_What you need to do:_
Each entry must be reproduced precisely as it stands.

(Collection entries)
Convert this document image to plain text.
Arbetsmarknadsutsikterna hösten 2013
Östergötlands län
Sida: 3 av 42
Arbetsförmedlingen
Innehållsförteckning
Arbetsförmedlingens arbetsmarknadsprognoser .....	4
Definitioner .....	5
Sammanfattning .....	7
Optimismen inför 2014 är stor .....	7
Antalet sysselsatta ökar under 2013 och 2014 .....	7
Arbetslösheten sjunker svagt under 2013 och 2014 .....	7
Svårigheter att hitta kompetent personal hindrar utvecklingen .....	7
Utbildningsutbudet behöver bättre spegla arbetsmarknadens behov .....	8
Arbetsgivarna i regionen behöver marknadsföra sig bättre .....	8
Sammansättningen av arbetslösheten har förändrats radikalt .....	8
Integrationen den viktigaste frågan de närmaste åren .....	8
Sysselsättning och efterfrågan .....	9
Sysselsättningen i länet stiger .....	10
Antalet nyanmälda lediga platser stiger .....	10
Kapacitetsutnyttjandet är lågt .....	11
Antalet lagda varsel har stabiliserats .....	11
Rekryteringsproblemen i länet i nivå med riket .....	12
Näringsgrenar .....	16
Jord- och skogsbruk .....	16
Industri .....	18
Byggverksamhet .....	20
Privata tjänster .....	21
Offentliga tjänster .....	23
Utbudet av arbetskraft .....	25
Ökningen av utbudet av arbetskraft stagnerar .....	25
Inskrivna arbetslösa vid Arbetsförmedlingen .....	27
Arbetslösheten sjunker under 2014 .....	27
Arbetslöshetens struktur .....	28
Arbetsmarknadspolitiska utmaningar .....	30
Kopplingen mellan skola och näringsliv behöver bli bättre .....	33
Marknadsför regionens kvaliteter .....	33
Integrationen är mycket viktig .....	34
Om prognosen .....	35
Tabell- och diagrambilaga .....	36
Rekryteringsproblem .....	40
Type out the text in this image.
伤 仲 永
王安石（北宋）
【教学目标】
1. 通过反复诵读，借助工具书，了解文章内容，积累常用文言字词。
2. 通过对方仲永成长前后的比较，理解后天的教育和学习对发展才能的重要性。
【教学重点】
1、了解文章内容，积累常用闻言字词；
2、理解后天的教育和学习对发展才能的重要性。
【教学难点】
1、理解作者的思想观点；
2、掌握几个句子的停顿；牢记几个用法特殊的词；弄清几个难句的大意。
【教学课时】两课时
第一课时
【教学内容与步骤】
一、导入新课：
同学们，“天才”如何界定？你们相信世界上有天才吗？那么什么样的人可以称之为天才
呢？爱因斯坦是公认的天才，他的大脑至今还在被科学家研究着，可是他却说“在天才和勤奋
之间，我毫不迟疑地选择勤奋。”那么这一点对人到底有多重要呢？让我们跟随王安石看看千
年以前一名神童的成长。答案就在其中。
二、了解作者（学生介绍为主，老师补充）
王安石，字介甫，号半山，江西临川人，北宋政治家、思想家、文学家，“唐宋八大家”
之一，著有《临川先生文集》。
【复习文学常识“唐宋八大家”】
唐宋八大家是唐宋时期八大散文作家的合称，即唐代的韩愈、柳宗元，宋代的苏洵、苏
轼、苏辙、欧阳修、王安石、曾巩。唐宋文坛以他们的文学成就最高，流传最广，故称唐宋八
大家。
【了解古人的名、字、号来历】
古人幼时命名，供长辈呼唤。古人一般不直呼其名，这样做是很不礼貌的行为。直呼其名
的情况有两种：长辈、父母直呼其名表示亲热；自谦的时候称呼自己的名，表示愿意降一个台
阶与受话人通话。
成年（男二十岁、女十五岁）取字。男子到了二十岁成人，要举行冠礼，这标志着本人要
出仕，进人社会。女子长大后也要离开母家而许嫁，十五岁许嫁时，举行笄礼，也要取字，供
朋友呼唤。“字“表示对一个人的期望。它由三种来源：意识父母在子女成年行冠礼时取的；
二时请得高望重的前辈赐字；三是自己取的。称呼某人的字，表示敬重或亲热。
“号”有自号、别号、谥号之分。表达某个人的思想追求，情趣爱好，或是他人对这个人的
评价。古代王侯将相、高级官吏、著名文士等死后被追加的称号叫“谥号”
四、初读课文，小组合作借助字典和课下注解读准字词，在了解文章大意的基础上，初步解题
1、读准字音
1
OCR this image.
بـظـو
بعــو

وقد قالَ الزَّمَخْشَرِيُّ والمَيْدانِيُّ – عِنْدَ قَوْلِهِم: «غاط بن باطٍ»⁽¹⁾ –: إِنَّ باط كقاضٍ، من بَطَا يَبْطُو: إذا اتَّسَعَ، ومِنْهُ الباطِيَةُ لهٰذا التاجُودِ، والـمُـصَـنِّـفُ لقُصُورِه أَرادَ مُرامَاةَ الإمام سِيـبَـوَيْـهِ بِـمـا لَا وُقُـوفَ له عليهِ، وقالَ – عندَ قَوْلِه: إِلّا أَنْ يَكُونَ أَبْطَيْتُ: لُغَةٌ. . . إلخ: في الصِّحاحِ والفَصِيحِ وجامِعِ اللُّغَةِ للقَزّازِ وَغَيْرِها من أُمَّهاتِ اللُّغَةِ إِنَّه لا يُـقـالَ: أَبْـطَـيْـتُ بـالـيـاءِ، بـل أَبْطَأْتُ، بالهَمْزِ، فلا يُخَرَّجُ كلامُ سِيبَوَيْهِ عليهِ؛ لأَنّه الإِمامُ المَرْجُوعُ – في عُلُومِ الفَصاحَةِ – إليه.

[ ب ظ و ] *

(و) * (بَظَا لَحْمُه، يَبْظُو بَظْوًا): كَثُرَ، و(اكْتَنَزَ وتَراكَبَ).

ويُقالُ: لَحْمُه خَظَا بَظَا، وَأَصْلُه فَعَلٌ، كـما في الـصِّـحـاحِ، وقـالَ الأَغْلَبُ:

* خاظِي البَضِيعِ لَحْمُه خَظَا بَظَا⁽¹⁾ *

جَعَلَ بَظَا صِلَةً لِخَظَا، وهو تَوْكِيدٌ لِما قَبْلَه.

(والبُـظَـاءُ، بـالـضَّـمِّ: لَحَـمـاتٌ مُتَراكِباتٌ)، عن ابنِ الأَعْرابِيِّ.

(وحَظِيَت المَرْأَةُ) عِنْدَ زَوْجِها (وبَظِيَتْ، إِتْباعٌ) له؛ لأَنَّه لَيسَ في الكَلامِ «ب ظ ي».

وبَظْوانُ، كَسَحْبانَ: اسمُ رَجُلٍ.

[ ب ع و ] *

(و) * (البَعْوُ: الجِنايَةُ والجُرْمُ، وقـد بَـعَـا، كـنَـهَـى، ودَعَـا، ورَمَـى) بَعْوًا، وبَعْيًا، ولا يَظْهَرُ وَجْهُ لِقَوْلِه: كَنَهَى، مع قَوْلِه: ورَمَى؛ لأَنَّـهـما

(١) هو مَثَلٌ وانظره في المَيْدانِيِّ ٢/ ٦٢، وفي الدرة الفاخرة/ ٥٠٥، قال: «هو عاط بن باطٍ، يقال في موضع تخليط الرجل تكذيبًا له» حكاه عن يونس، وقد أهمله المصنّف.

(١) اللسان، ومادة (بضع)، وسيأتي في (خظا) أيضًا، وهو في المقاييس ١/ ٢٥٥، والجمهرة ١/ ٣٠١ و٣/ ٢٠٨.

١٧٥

_Task solution:_
Convert this document image to plain text.
Arbetsmarknadsutsikterna hösten 2013
Östergötlands län
Sida: 3 av 42
Arbetsförmedlingen
Innehållsförteckning
Arbetsförmedlingens arbetsmarknadsprognoser .....	4
Definitioner .....	5
Sammanfattning .....	7
Optimismen inför 2014 är stor .....	7
Antalet sysselsatta ökar under 2013 och 2014 .....	7
Arbetslösheten sjunker svagt under 2013 och 2014 .....	7
Svårigheter att hitta kompetent personal hindrar utvecklingen .....	7
Utbildningsutbudet behöver bättre spegla arbetsmarknadens behov .....	8
Arbetsgivarna i regionen behöver marknadsföra sig bättre .....	8
Sammansättningen av arbetslösheten har förändrats radikalt .....	8
Integrationen den viktigaste frågan de närmaste åren .....	8
Sysselsättning och efterfrågan .....	9
Sysselsättningen i länet stiger .....	10
Antalet nyanmälda lediga platser stiger .....	10
Kapacitetsutnyttjandet är lågt .....	11
Antalet lagda varsel har stabiliserats .....	11
Rekryteringsproblemen i länet i nivå med riket .....	12
Näringsgrenar .....	16
Jord- och skogsbruk .....	16
Industri .....	18
Byggverksamhet .....	20
Privata tjänster .....	21
Offentliga tjänster .....	23
Utbudet av arbetskraft .....	25
Ökningen av utbudet av arbetskraft stagnerar .....	25
Inskrivna arbetslösa vid Arbetsförmedlingen .....	27
Arbetslösheten sjunker under 2014 .....	27
Arbetslöshetens struktur .....	28
Arbetsmarknadspolitiska utmaningar .....	30
Kopplingen mellan skola och näringsliv behöver bli bättre .....	33
Marknadsför regionens kvaliteter .....	33
Integrationen är mycket viktig .....	34
Om prognosen .....	35
Tabell- och diagrambilaga .....	36
Rekryteringsproblem .....	40
Type out the text in this image.
伤 仲 永
王安石（北宋）
【教学目标】
1. 通过反复诵读，借助工具书，了解文章内容，积累常用文言字词。
2. 通过对方仲永成长前后的比较，理解后天的教育和学习对发展才能的重要性。
【教学重点】
1、了解文章内容，积累常用闻言字词；
2、理解后天的教育和学习对发展才能的重要性。
【教学难点】
1、理解作者的思想观点；
2、掌握几个句子的停顿；牢记几个用法特殊的词；弄清几个难句的大意。
【教学课时】两课时
第一课时
【教学内容与步骤】
一、导入新课：
同学们，“天才”如何界定？你们相信世界上有天才吗？那么什么样的人可以称之为天才
呢？爱因斯坦是公认的天才，他的大脑至今还在被科学家研究着，可是他却说“在天才和勤奋
之间，我毫不迟疑地选择勤奋。”那么这一点对人到底有多重要呢？让我们跟随王安石看看千
年以前一名神童的成长。答案就在其中。
二、了解作者（学生介绍为主，老师补充）
王安石，字介甫，号半山，江西临川人，北宋政治家、思想家、文学家，“唐宋八大家”
之一，著有《临川先生文集》。
【复习文学常识“唐宋八大家”】
唐宋八大家是唐宋时期八大散文作家的合称，即唐代的韩愈、柳宗元，宋代的苏洵、苏
轼、苏辙、欧阳修、王安石、曾巩。唐宋文坛以他们的文学成就最高，流传最广，故称唐宋八
大家。
【了解古人的名、字、号来历】
古人幼时命名，供长辈呼唤。古人一般不直呼其名，这样做是很不礼貌的行为。直呼其名
的情况有两种：长辈、父母直呼其名表示亲热；自谦的时候称呼自己的名，表示愿意降一个台
阶与受话人通话。
成年（男二十岁、女十五岁）取字。男子到了二十岁成人，要举行冠礼，这标志着本人要
出仕，进人社会。女子长大后也要离开母家而许嫁，十五岁许嫁时，举行笄礼，也要取字，供
朋友呼唤。“字“表示对一个人的期望。它由三种来源：意识父母在子女成年行冠礼时取的；
二时请得高望重的前辈赐字；三是自己取的。称呼某人的字，表示敬重或亲热。
“号”有自号、别号、谥号之分。表达某个人的思想追求，情趣爱好，或是他人对这个人的
评价。古代王侯将相、高级官吏、著名文士等死后被追加的称号叫“谥号”
四、初读课文，小组合作借助字典和课下注解读准字词，在了解文章大意的基础上，初步解题
1、读准字音
1
OCR this image.
بـظـو
بعــو

وقد قالَ الزَّمَخْشَرِيُّ والمَيْدانِيُّ – عِنْدَ قَوْلِهِم: «غاط بن باطٍ»⁽¹⁾ –: إِنَّ باط كقاضٍ، من بَطَا يَبْطُو: إذا اتَّسَعَ، ومِنْهُ الباطِيَةُ لهٰذا التاجُودِ، والـمُـصَـنِّـفُ لقُصُورِه أَرادَ مُرامَاةَ الإمام سِيـبَـوَيْـهِ بِـمـا لَا وُقُـوفَ له عليهِ، وقالَ – عندَ قَوْلِه: إِلّا أَنْ يَكُونَ أَبْطَيْتُ: لُغَةٌ. . . إلخ: في الصِّحاحِ والفَصِيحِ وجامِعِ اللُّغَةِ للقَزّازِ وَغَيْرِها من أُمَّهاتِ اللُّغَةِ إِنَّه لا يُـقـالَ: أَبْـطَـيْـتُ بـالـيـاءِ، بـل أَبْطَأْتُ، بالهَمْزِ، فلا يُخَرَّجُ كلامُ سِيبَوَيْهِ عليهِ؛ لأَنّه الإِمامُ المَرْجُوعُ – في عُلُومِ الفَصاحَةِ – إليه.

[ ب ظ و ] *

(و) * (بَظَا لَحْمُه، يَبْظُو بَظْوًا): كَثُرَ، و(اكْتَنَزَ وتَراكَبَ).

ويُقالُ: لَحْمُه خَظَا بَظَا، وَأَصْلُه فَعَلٌ، كـما في الـصِّـحـاحِ، وقـالَ الأَغْلَبُ:

* خاظِي البَضِيعِ لَحْمُه خَظَا بَظَا⁽¹⁾ *

جَعَلَ بَظَا صِلَةً لِخَظَا، وهو تَوْكِيدٌ لِما قَبْلَه.

(والبُـظَـاءُ، بـالـضَّـمِّ: لَحَـمـاتٌ مُتَراكِباتٌ)، عن ابنِ الأَعْرابِيِّ.

(وحَظِيَت المَرْأَةُ) عِنْدَ زَوْجِها (وبَظِيَتْ، إِتْباعٌ) له؛ لأَنَّه لَيسَ في الكَلامِ «ب ظ ي».

وبَظْوانُ، كَسَحْبانَ: اسمُ رَجُلٍ.

[ ب ع و ] *

(و) * (البَعْوُ: الجِنايَةُ والجُرْمُ، وقـد بَـعَـا، كـنَـهَـى، ودَعَـا، ورَمَـى) بَعْوًا، وبَعْيًا، ولا يَظْهَرُ وَجْهُ لِقَوْلِه: كَنَهَى، مع قَوْلِه: ورَمَى؛ لأَنَّـهـما

(١) هو مَثَلٌ وانظره في المَيْدانِيِّ ٢/ ٦٢، وفي الدرة الفاخرة/ ٥٠٥، قال: «هو عاط بن باطٍ، يقال في موضع تخليط الرجل تكذيبًا له» حكاه عن يونس، وقد أهمله المصنّف.

(١) اللسان، ومادة (بضع)، وسيأتي في (خظا) أيضًا، وهو في المقاييس ١/ ٢٥٥، والجمهرة ١/ ٣٠١ و٣/ ٢٠٨.

١٧٥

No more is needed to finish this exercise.